# [THE EXERCISE]
Reproduce the records verbatim from the line that contains "x-tick-label: '23 [448, 476, 471, 492]" through the line that contains "x-tick-label: 2014 [111, 476, 147, 492]", including both of those lines.
-------- THE INPUT --------
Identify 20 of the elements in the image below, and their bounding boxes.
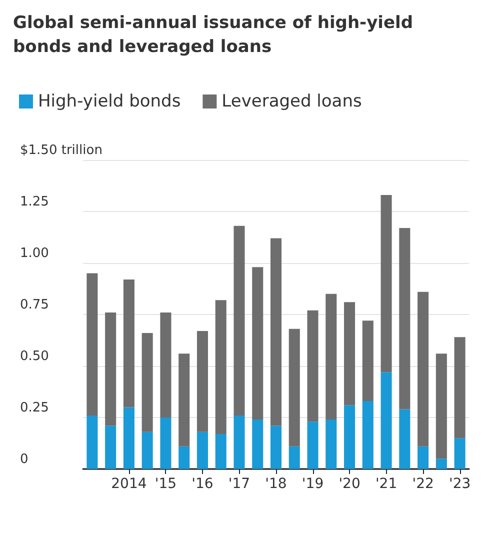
x-tick-label: '23 [448, 476, 471, 492]
legend-label: High-yield bonds [38, 92, 181, 112]
x-tick-label: '22 [412, 476, 434, 492]
x-tick-label: '17 [228, 476, 250, 492]
x-tick-label: 2014 [111, 476, 147, 492]
chart-title: Global semi-annual issuance of high-yield bonds and leveraged loans [13, 13, 419, 57]
x-tick-label: '21 [375, 476, 398, 492]
legend-label: Leveraged loans [222, 92, 362, 112]
y-tick-label: 1.25 [20, 194, 49, 210]
y-tick-label: 0.25 [20, 400, 49, 416]
y-tick-label: 0 [20, 452, 28, 467]
x-tick-label: '18 [265, 476, 287, 492]
y-tick-label: 1.00 [20, 246, 49, 261]
y-tick-label: 0.75 [20, 298, 49, 312]
x-tick-label: '16 [192, 476, 214, 492]
x-tick-label: '19 [302, 476, 324, 492]
y-tick-label: $1.50 trillion [20, 143, 102, 158]
y-tick-label: 0.50 [20, 349, 49, 364]
x-tick-label: '20 [338, 476, 360, 492]
x-tick-label: '15 [154, 476, 177, 492]
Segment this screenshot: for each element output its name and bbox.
--------
# [REPLY]
x-tick-label: '23 [448, 476, 471, 492]
legend-label: High-yield bonds [38, 92, 181, 112]
x-tick-label: '22 [412, 476, 434, 492]
x-tick-label: '17 [228, 476, 250, 492]
x-tick-label: 2014 [111, 476, 147, 492]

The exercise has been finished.